>> Start

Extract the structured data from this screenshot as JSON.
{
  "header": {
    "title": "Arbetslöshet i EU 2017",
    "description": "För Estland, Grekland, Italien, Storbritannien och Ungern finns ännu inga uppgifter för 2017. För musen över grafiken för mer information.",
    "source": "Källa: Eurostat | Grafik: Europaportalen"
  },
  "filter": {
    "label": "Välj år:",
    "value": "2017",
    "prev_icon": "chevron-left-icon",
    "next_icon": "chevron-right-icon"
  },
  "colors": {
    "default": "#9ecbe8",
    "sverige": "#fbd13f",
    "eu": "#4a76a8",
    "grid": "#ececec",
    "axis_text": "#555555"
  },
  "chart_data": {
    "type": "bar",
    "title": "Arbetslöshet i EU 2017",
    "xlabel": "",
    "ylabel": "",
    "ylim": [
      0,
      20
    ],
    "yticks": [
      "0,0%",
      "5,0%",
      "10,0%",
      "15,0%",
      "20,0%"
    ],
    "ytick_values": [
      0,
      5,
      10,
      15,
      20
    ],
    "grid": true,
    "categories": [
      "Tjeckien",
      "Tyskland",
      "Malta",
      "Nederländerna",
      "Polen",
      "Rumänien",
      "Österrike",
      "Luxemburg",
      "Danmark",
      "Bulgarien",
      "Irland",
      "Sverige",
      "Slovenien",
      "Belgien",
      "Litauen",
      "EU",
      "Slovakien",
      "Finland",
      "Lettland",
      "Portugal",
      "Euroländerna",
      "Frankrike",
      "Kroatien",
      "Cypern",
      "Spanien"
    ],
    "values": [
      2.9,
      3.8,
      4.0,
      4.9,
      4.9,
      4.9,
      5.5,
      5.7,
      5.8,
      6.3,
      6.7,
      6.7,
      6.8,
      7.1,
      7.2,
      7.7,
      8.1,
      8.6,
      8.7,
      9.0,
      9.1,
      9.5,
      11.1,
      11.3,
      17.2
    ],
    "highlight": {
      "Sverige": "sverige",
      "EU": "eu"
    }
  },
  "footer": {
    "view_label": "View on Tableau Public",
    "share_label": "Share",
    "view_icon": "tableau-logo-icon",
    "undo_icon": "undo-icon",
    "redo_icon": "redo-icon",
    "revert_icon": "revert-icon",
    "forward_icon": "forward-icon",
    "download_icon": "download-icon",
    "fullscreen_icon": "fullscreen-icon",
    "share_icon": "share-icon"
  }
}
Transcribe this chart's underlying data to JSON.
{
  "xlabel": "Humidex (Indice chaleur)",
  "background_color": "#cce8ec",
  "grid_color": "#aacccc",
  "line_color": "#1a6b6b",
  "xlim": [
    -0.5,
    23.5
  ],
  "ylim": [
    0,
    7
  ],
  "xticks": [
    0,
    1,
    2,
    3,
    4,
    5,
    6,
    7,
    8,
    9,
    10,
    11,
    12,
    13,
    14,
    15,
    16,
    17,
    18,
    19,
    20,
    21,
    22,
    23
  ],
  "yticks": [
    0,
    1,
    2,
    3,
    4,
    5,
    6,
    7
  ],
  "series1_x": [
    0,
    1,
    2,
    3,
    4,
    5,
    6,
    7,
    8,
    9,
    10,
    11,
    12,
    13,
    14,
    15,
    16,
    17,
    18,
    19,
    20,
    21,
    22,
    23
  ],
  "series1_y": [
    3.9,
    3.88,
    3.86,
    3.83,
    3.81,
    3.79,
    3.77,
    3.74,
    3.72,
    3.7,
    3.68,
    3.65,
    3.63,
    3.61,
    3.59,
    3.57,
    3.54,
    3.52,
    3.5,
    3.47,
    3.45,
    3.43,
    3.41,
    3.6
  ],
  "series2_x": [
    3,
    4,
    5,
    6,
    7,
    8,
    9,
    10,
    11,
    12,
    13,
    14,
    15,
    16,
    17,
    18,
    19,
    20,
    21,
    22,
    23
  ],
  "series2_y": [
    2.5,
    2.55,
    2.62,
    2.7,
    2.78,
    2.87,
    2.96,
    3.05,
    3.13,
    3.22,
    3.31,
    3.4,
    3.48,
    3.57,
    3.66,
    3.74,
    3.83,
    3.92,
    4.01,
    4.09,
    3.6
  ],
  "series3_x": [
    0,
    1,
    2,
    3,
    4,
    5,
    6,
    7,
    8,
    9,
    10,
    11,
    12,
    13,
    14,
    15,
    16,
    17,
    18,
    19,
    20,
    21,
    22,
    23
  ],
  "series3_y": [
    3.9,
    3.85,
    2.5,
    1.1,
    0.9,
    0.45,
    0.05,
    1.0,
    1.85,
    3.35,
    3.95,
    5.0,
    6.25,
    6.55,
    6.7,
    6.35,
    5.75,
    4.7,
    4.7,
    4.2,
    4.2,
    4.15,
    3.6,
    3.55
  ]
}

>> End

■ SET TASK:
Repeat each record exactly. Omit nothing.

■ COMPLETE OUTPUT:
Extract the structured data from this screenshot as JSON.
{
  "header": {
    "title": "Arbetslöshet i EU 2017",
    "description": "För Estland, Grekland, Italien, Storbritannien och Ungern finns ännu inga uppgifter för 2017. För musen över grafiken för mer information.",
    "source": "Källa: Eurostat | Grafik: Europaportalen"
  },
  "filter": {
    "label": "Välj år:",
    "value": "2017",
    "prev_icon": "chevron-left-icon",
    "next_icon": "chevron-right-icon"
  },
  "colors": {
    "default": "#9ecbe8",
    "sverige": "#fbd13f",
    "eu": "#4a76a8",
    "grid": "#ececec",
    "axis_text": "#555555"
  },
  "chart_data": {
    "type": "bar",
    "title": "Arbetslöshet i EU 2017",
    "xlabel": "",
    "ylabel": "",
    "ylim": [
      0,
      20
    ],
    "yticks": [
      "0,0%",
      "5,0%",
      "10,0%",
      "15,0%",
      "20,0%"
    ],
    "ytick_values": [
      0,
      5,
      10,
      15,
      20
    ],
    "grid": true,
    "categories": [
      "Tjeckien",
      "Tyskland",
      "Malta",
      "Nederländerna",
      "Polen",
      "Rumänien",
      "Österrike",
      "Luxemburg",
      "Danmark",
      "Bulgarien",
      "Irland",
      "Sverige",
      "Slovenien",
      "Belgien",
      "Litauen",
      "EU",
      "Slovakien",
      "Finland",
      "Lettland",
      "Portugal",
      "Euroländerna",
      "Frankrike",
      "Kroatien",
      "Cypern",
      "Spanien"
    ],
    "values": [
      2.9,
      3.8,
      4.0,
      4.9,
      4.9,
      4.9,
      5.5,
      5.7,
      5.8,
      6.3,
      6.7,
      6.7,
      6.8,
      7.1,
      7.2,
      7.7,
      8.1,
      8.6,
      8.7,
      9.0,
      9.1,
      9.5,
      11.1,
      11.3,
      17.2
    ],
    "highlight": {
      "Sverige": "sverige",
      "EU": "eu"
    }
  },
  "footer": {
    "view_label": "View on Tableau Public",
    "share_label": "Share",
    "view_icon": "tableau-logo-icon",
    "undo_icon": "undo-icon",
    "redo_icon": "redo-icon",
    "revert_icon": "revert-icon",
    "forward_icon": "forward-icon",
    "download_icon": "download-icon",
    "fullscreen_icon": "fullscreen-icon",
    "share_icon": "share-icon"
  }
}
Transcribe this chart's underlying data to JSON.
{
  "xlabel": "Humidex (Indice chaleur)",
  "background_color": "#cce8ec",
  "grid_color": "#aacccc",
  "line_color": "#1a6b6b",
  "xlim": [
    -0.5,
    23.5
  ],
  "ylim": [
    0,
    7
  ],
  "xticks": [
    0,
    1,
    2,
    3,
    4,
    5,
    6,
    7,
    8,
    9,
    10,
    11,
    12,
    13,
    14,
    15,
    16,
    17,
    18,
    19,
    20,
    21,
    22,
    23
  ],
  "yticks": [
    0,
    1,
    2,
    3,
    4,
    5,
    6,
    7
  ],
  "series1_x": [
    0,
    1,
    2,
    3,
    4,
    5,
    6,
    7,
    8,
    9,
    10,
    11,
    12,
    13,
    14,
    15,
    16,
    17,
    18,
    19,
    20,
    21,
    22,
    23
  ],
  "series1_y": [
    3.9,
    3.88,
    3.86,
    3.83,
    3.81,
    3.79,
    3.77,
    3.74,
    3.72,
    3.7,
    3.68,
    3.65,
    3.63,
    3.61,
    3.59,
    3.57,
    3.54,
    3.52,
    3.5,
    3.47,
    3.45,
    3.43,
    3.41,
    3.6
  ],
  "series2_x": [
    3,
    4,
    5,
    6,
    7,
    8,
    9,
    10,
    11,
    12,
    13,
    14,
    15,
    16,
    17,
    18,
    19,
    20,
    21,
    22,
    23
  ],
  "series2_y": [
    2.5,
    2.55,
    2.62,
    2.7,
    2.78,
    2.87,
    2.96,
    3.05,
    3.13,
    3.22,
    3.31,
    3.4,
    3.48,
    3.57,
    3.66,
    3.74,
    3.83,
    3.92,
    4.01,
    4.09,
    3.6
  ],
  "series3_x": [
    0,
    1,
    2,
    3,
    4,
    5,
    6,
    7,
    8,
    9,
    10,
    11,
    12,
    13,
    14,
    15,
    16,
    17,
    18,
    19,
    20,
    21,
    22,
    23
  ],
  "series3_y": [
    3.9,
    3.85,
    2.5,
    1.1,
    0.9,
    0.45,
    0.05,
    1.0,
    1.85,
    3.35,
    3.95,
    5.0,
    6.25,
    6.55,
    6.7,
    6.35,
    5.75,
    4.7,
    4.7,
    4.2,
    4.2,
    4.15,
    3.6,
    3.55
  ]
}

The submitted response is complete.